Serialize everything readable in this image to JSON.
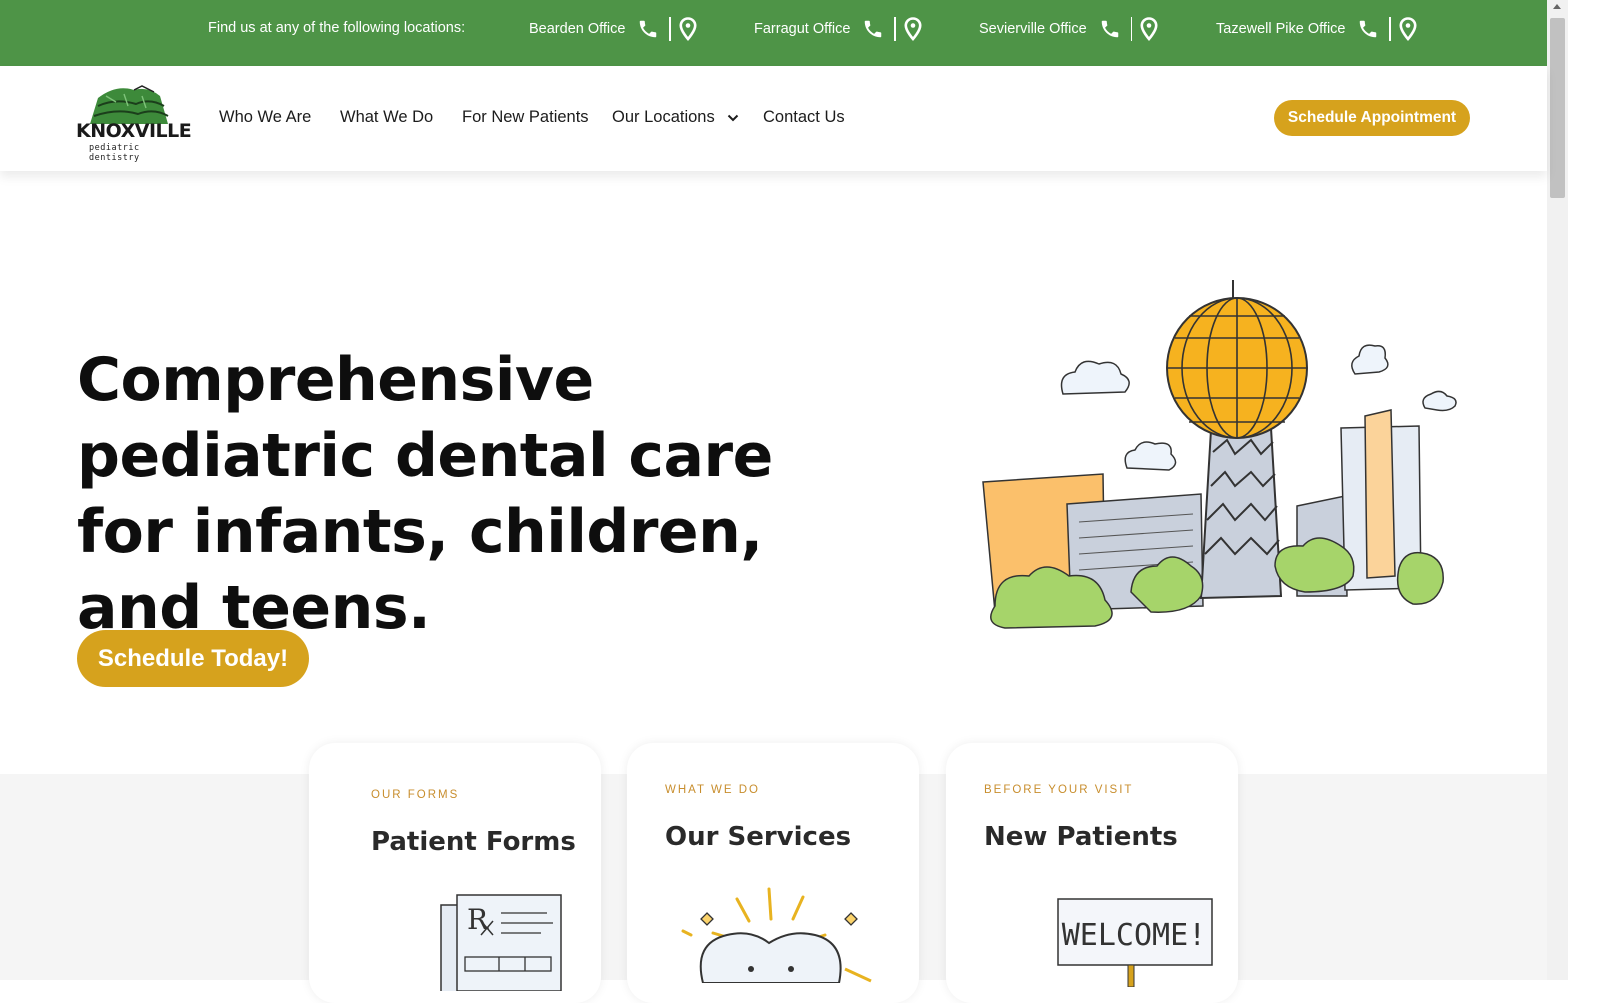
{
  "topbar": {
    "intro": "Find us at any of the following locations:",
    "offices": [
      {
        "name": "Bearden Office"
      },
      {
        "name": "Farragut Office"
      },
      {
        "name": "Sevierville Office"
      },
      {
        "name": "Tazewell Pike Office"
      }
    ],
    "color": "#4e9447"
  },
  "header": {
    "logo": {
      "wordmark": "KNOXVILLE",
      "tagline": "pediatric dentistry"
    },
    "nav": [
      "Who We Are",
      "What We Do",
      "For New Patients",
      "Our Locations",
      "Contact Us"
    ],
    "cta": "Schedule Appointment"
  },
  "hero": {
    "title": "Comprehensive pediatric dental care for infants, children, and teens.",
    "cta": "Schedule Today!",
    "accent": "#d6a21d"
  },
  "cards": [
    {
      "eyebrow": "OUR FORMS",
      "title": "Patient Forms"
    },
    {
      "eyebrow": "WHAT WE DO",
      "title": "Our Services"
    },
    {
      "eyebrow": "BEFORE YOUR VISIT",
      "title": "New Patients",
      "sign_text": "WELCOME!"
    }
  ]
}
————————
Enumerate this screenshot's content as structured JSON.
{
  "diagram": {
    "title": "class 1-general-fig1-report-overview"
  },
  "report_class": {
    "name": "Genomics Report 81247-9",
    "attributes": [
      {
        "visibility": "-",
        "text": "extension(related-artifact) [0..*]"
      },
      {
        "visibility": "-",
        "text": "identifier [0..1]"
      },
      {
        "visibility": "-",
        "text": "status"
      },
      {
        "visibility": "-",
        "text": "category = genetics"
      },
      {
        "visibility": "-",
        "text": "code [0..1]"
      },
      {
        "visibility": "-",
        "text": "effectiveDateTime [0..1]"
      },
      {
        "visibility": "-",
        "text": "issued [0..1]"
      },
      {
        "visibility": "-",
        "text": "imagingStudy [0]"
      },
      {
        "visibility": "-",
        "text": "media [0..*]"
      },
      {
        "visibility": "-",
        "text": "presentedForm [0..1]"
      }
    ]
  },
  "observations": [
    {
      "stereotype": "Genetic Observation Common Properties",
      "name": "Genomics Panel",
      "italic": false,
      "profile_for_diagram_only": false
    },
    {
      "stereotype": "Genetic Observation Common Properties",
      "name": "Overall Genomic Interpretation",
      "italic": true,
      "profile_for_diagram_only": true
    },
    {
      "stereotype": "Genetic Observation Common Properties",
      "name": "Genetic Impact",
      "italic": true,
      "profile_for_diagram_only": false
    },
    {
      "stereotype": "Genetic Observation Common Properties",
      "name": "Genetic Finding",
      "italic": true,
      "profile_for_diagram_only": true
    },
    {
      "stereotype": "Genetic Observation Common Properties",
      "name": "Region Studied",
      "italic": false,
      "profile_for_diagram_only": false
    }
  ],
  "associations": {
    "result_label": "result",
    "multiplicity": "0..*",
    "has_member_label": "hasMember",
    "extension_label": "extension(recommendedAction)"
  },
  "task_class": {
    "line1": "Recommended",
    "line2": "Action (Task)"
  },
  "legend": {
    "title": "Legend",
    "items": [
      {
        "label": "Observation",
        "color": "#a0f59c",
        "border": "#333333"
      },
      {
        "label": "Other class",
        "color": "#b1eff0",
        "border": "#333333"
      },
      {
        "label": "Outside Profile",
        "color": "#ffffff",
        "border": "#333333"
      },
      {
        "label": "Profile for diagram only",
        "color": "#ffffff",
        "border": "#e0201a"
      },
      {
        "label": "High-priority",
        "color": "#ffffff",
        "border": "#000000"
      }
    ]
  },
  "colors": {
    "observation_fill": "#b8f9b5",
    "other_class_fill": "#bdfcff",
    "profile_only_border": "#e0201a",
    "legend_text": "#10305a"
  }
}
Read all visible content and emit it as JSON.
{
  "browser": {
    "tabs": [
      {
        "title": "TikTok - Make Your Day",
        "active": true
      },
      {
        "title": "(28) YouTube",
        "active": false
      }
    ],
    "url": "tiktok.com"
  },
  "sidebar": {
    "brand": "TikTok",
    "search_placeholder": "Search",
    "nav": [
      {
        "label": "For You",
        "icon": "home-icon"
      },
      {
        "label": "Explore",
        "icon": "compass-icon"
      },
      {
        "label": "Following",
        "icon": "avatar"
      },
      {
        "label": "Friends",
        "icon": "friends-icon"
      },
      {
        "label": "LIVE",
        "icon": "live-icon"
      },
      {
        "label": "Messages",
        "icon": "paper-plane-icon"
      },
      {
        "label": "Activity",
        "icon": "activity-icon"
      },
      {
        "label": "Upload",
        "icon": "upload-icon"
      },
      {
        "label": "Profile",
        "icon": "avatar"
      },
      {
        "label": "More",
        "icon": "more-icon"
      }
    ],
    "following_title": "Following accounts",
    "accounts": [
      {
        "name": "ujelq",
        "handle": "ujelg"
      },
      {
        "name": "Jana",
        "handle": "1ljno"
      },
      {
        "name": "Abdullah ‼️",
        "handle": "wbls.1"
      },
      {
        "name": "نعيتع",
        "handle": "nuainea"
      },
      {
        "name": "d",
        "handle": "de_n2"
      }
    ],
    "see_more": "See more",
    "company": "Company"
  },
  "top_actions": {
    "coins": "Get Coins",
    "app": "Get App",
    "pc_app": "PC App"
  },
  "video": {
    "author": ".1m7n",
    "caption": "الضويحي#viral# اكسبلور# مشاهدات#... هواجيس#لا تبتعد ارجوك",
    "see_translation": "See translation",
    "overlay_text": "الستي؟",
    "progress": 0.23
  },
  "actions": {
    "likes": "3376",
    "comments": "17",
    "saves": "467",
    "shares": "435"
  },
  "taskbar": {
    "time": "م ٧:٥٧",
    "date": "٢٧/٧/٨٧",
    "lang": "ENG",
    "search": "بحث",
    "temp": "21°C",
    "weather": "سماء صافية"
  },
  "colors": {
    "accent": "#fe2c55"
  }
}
————————
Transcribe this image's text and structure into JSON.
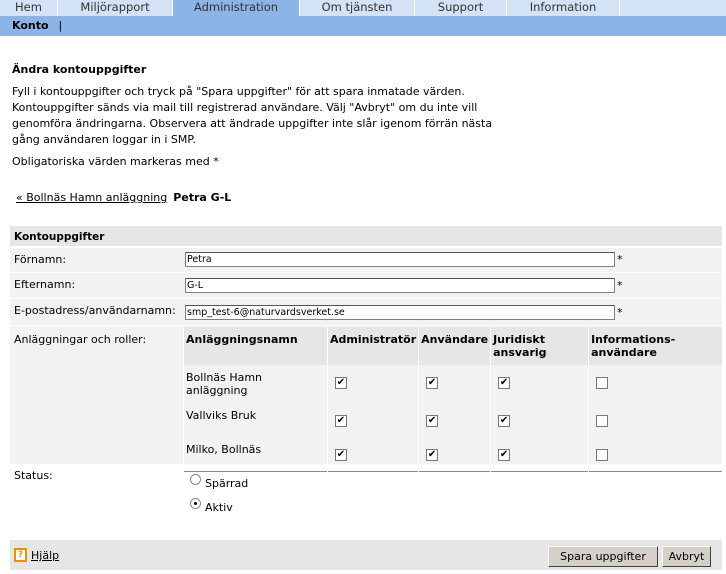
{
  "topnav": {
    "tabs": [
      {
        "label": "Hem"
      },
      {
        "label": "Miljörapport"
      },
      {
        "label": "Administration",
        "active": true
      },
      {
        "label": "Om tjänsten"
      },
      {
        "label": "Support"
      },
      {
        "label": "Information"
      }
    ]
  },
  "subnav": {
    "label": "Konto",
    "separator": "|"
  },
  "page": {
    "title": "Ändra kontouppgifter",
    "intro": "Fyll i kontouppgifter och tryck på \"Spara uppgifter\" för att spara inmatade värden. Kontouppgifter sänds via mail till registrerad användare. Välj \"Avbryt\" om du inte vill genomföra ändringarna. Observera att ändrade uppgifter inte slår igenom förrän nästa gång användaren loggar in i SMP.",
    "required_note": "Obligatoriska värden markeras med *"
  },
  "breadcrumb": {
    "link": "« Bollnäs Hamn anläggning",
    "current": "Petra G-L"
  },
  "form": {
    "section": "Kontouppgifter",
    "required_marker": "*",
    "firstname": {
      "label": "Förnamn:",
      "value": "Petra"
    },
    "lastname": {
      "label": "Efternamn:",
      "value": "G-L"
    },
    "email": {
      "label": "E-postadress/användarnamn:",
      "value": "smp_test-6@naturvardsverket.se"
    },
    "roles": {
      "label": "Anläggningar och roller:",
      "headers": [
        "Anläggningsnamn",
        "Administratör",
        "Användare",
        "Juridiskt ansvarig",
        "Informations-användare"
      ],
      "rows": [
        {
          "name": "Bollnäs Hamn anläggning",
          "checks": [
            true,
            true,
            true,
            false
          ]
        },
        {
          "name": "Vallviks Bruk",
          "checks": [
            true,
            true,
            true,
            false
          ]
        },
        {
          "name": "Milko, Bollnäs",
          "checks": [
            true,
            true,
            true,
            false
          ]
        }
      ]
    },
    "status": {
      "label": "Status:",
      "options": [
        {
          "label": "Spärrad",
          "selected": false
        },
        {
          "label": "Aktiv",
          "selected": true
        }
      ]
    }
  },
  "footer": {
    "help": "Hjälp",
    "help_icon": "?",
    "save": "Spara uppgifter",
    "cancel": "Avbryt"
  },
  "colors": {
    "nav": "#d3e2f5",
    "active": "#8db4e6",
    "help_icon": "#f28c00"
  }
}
————————
#### ASSIGNMENT:
Determine how many lines in the records above have the string "Schedule". Only the number should be returned.

#### RESPONSE TO THIS EXERCISE:
2